All material below is to be reproduced exactly.

===== Supplied material =====

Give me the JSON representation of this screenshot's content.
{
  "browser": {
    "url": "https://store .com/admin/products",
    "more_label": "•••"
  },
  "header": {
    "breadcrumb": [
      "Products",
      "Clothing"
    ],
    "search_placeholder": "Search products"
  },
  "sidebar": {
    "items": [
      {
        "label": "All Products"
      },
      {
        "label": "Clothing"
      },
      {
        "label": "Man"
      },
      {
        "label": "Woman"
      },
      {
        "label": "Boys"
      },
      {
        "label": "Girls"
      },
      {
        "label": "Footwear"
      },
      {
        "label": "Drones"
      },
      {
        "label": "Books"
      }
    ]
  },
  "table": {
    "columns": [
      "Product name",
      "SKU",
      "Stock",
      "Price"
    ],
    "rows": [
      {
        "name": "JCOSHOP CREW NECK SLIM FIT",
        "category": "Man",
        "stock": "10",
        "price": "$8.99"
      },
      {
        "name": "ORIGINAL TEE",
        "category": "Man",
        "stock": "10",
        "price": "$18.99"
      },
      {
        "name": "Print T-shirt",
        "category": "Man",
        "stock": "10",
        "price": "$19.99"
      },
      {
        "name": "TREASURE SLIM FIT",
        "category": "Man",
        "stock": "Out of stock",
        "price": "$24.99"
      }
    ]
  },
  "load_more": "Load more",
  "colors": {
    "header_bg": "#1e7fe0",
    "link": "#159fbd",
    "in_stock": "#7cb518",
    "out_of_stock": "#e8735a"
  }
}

=====

> **The answer**:
Give me the JSON representation of this screenshot's content.
{
  "browser": {
    "url": "https://store .com/admin/products",
    "more_label": "•••"
  },
  "header": {
    "breadcrumb": [
      "Products",
      "Clothing"
    ],
    "search_placeholder": "Search products"
  },
  "sidebar": {
    "items": [
      {
        "label": "All Products"
      },
      {
        "label": "Clothing"
      },
      {
        "label": "Man"
      },
      {
        "label": "Woman"
      },
      {
        "label": "Boys"
      },
      {
        "label": "Girls"
      },
      {
        "label": "Footwear"
      },
      {
        "label": "Drones"
      },
      {
        "label": "Books"
      }
    ]
  },
  "table": {
    "columns": [
      "Product name",
      "SKU",
      "Stock",
      "Price"
    ],
    "rows": [
      {
        "name": "JCOSHOP CREW NECK SLIM FIT",
        "category": "Man",
        "stock": "10",
        "price": "$8.99"
      },
      {
        "name": "ORIGINAL TEE",
        "category": "Man",
        "stock": "10",
        "price": "$18.99"
      },
      {
        "name": "Print T-shirt",
        "category": "Man",
        "stock": "10",
        "price": "$19.99"
      },
      {
        "name": "TREASURE SLIM FIT",
        "category": "Man",
        "stock": "Out of stock",
        "price": "$24.99"
      }
    ]
  },
  "load_more": "Load more",
  "colors": {
    "header_bg": "#1e7fe0",
    "link": "#159fbd",
    "in_stock": "#7cb518",
    "out_of_stock": "#e8735a"
  }
}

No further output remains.